Extracted records:
▼

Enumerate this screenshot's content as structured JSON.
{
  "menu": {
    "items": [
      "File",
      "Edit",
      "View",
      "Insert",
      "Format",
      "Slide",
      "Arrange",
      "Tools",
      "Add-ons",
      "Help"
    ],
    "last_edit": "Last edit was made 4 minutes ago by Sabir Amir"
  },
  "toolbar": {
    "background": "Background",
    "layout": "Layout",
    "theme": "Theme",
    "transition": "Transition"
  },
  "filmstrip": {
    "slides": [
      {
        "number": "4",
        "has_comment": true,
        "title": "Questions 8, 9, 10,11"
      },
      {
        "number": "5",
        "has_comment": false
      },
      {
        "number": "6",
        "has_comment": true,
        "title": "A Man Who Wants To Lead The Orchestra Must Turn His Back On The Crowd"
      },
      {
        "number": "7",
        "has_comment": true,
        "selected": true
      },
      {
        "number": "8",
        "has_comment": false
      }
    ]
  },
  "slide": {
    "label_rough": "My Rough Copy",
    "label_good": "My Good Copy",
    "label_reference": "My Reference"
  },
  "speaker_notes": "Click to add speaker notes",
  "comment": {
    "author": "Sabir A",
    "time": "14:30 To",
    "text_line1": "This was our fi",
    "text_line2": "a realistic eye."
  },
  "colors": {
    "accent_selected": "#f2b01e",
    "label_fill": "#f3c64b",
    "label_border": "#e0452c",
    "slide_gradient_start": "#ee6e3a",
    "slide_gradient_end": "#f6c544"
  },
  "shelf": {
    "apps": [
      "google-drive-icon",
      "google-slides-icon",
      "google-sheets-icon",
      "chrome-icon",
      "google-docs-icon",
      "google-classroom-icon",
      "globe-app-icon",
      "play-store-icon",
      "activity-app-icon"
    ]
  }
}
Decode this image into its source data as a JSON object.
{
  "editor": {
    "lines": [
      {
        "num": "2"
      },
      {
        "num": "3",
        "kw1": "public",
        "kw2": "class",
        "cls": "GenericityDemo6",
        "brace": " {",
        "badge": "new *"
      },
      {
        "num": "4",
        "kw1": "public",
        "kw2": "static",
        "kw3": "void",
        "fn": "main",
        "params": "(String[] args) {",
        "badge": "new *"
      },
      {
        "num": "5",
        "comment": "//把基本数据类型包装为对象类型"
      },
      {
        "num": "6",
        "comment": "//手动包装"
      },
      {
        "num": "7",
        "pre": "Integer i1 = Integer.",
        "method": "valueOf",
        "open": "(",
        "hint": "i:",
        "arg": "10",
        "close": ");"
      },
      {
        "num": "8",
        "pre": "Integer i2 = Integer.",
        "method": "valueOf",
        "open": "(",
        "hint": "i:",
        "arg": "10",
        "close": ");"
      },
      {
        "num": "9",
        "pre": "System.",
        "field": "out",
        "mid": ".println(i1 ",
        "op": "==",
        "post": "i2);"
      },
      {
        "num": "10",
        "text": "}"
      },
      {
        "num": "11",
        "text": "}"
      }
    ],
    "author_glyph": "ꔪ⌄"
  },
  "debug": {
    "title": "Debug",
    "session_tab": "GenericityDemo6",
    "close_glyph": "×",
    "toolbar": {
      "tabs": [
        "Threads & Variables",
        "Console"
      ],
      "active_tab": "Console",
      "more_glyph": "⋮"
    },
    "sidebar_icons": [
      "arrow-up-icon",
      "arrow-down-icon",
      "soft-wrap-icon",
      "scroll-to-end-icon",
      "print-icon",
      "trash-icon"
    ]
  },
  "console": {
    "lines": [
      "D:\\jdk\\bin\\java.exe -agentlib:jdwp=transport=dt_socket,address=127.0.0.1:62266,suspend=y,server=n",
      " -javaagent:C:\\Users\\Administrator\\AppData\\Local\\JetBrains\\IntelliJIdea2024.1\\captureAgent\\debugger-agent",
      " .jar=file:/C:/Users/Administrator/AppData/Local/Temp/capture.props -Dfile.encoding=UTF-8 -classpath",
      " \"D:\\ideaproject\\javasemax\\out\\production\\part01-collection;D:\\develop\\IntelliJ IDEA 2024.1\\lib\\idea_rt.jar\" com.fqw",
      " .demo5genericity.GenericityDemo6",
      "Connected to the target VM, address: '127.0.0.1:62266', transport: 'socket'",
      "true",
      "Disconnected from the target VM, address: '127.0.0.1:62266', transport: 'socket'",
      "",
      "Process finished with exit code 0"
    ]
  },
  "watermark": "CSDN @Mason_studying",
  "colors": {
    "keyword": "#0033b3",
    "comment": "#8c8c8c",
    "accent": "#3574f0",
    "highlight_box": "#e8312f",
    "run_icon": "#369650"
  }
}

▲
▼

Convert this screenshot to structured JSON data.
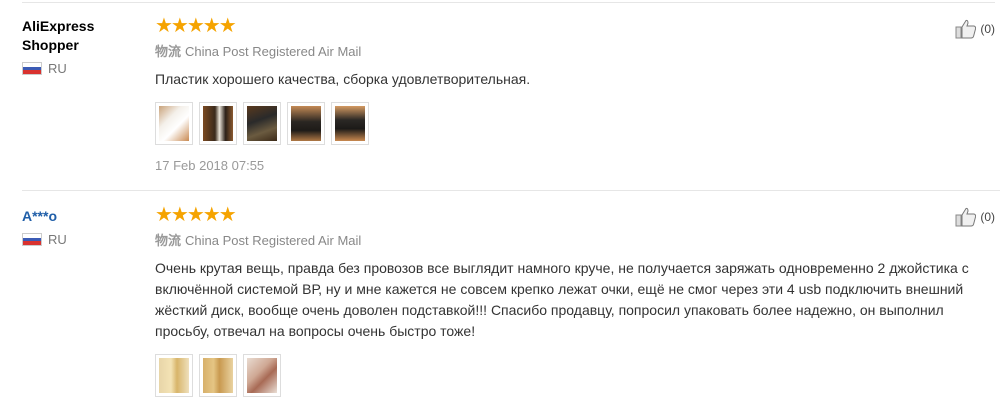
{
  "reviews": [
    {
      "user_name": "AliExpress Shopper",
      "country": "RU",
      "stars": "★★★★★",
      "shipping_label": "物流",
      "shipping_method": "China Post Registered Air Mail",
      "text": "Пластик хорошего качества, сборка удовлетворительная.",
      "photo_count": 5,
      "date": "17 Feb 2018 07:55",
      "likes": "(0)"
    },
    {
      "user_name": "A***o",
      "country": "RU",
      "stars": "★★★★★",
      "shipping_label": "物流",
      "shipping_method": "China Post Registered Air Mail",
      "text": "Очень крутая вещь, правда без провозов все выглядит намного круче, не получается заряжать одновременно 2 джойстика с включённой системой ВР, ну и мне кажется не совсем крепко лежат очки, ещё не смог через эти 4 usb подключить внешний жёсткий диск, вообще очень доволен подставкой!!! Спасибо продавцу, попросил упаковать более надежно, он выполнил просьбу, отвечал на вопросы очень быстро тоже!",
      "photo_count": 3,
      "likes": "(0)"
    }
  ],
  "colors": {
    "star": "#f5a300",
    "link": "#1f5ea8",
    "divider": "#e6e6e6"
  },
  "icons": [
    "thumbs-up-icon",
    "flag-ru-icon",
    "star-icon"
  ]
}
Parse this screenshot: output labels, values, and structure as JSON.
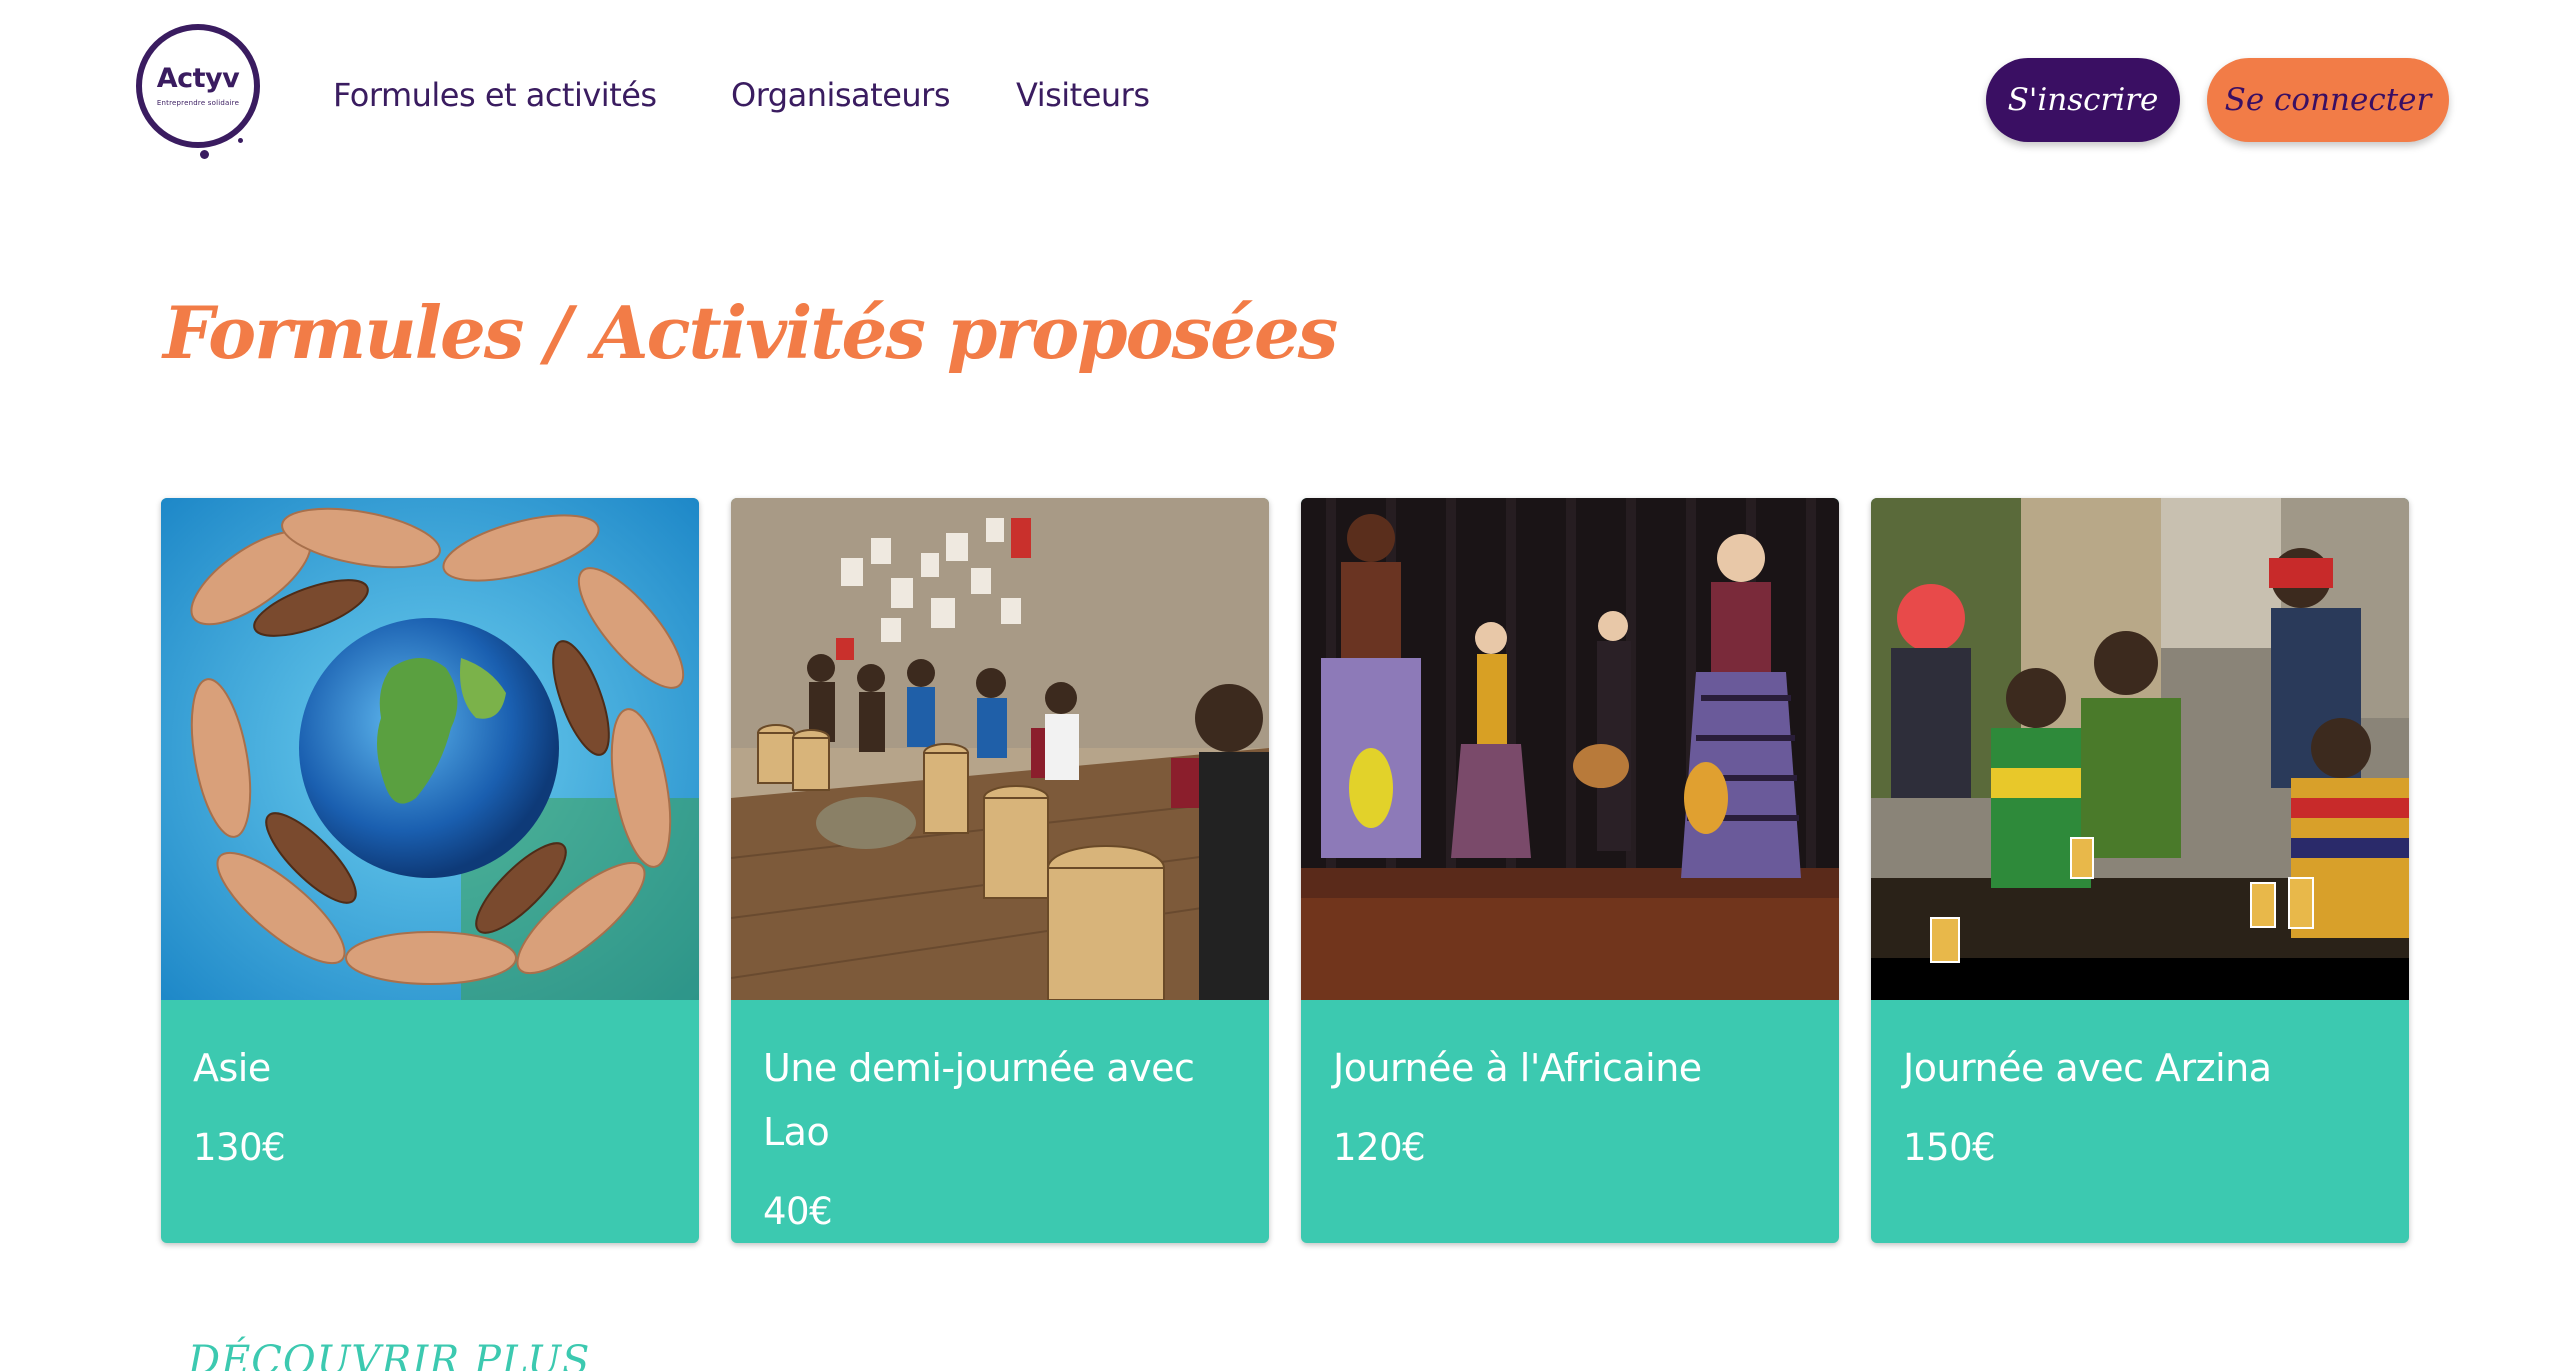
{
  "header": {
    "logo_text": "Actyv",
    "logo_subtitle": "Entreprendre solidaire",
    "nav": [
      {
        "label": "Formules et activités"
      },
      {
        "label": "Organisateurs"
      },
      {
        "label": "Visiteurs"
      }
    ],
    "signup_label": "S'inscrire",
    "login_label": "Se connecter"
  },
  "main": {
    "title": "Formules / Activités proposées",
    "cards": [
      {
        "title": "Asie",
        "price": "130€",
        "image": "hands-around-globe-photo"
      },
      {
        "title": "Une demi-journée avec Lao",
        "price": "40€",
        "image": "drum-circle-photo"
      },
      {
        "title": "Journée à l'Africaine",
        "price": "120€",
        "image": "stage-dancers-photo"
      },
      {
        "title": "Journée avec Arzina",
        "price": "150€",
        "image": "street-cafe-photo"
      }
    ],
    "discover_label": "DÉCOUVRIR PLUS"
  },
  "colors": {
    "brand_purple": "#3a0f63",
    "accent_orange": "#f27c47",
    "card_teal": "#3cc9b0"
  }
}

▲

Task requirements - Find all lines holding the string "transport" and copy them.

Solution to this task -
      "D:\\jdk\\bin\\java.exe -agentlib:jdwp=transport=dt_socket,address=127.0.0.1:62266,suspend=y,server=n",
      "Connected to the target VM, address: '127.0.0.1:62266', transport: 'socket'",
      "Disconnected from the target VM, address: '127.0.0.1:62266', transport: 'socket'",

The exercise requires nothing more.